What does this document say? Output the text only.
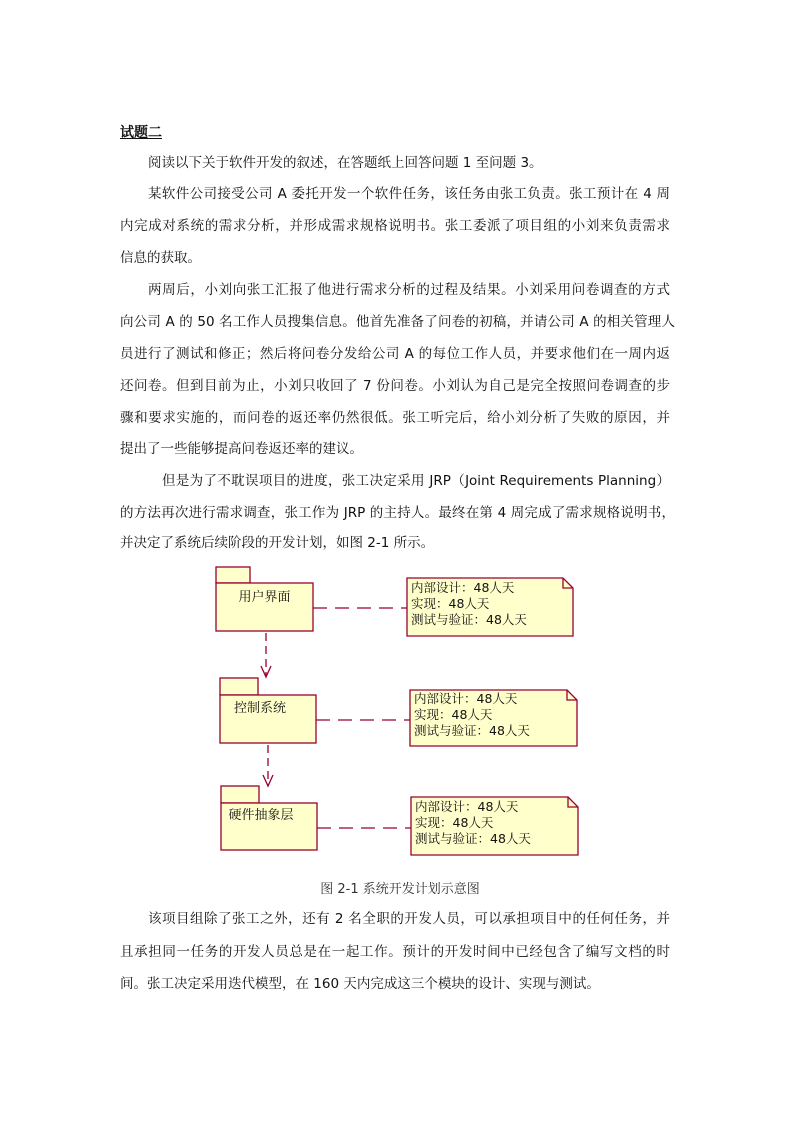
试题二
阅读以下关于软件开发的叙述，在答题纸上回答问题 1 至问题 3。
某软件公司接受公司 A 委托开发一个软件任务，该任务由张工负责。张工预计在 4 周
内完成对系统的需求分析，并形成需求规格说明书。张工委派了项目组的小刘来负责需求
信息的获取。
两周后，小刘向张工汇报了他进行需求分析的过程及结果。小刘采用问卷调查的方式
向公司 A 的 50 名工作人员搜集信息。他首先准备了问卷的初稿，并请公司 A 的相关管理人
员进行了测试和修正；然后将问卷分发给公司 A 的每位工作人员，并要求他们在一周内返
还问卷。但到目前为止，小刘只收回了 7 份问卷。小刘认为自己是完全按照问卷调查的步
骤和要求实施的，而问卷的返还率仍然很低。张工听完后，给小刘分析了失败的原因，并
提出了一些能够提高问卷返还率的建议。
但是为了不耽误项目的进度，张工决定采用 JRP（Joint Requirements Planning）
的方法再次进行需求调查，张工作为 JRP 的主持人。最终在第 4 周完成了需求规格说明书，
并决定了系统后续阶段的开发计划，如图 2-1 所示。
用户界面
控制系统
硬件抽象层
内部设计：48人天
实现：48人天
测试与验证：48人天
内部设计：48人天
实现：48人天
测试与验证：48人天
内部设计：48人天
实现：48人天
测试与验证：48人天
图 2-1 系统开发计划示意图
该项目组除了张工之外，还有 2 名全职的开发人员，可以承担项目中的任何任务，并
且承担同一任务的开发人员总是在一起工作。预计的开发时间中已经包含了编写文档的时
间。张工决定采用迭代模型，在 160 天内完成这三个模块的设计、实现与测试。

════════════════

● **AIM**:
Repeat verbatim all the material, but not the pictures.

● **RESULT FOR THIS EXERCISE**:
What does this document say? Output the text only.
试题二
阅读以下关于软件开发的叙述，在答题纸上回答问题 1 至问题 3。
某软件公司接受公司 A 委托开发一个软件任务，该任务由张工负责。张工预计在 4 周
内完成对系统的需求分析，并形成需求规格说明书。张工委派了项目组的小刘来负责需求
信息的获取。
两周后，小刘向张工汇报了他进行需求分析的过程及结果。小刘采用问卷调查的方式
向公司 A 的 50 名工作人员搜集信息。他首先准备了问卷的初稿，并请公司 A 的相关管理人
员进行了测试和修正；然后将问卷分发给公司 A 的每位工作人员，并要求他们在一周内返
还问卷。但到目前为止，小刘只收回了 7 份问卷。小刘认为自己是完全按照问卷调查的步
骤和要求实施的，而问卷的返还率仍然很低。张工听完后，给小刘分析了失败的原因，并
提出了一些能够提高问卷返还率的建议。
但是为了不耽误项目的进度，张工决定采用 JRP（Joint Requirements Planning）
的方法再次进行需求调查，张工作为 JRP 的主持人。最终在第 4 周完成了需求规格说明书，
并决定了系统后续阶段的开发计划，如图 2-1 所示。
用户界面
控制系统
硬件抽象层
内部设计：48人天
实现：48人天
测试与验证：48人天
内部设计：48人天
实现：48人天
测试与验证：48人天
内部设计：48人天
实现：48人天
测试与验证：48人天
图 2-1 系统开发计划示意图
该项目组除了张工之外，还有 2 名全职的开发人员，可以承担项目中的任何任务，并
且承担同一任务的开发人员总是在一起工作。预计的开发时间中已经包含了编写文档的时
间。张工决定采用迭代模型，在 160 天内完成这三个模块的设计、实现与测试。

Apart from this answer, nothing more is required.